(Saved entries)
----

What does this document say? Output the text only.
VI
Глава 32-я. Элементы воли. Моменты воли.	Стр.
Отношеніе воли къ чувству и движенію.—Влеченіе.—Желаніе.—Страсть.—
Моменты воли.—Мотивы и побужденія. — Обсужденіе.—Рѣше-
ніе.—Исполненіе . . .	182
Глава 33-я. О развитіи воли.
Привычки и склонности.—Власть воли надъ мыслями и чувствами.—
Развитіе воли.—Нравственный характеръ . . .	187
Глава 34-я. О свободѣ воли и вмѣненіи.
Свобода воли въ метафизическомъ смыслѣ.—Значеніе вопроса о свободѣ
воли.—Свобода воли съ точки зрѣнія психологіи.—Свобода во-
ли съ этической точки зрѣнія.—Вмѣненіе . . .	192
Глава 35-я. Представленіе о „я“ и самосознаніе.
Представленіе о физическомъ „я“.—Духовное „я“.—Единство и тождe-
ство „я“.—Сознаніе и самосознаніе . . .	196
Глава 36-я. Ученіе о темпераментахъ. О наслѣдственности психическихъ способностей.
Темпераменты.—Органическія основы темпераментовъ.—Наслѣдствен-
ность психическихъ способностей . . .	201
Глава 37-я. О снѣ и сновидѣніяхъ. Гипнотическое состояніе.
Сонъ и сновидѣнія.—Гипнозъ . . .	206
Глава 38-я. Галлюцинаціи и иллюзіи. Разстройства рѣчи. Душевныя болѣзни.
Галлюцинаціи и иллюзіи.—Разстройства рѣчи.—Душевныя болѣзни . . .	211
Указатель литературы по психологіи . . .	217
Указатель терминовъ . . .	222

----

*The task:* Report how many lines include the word "Душевныя". Give nothing but the number.

*Result below:* 2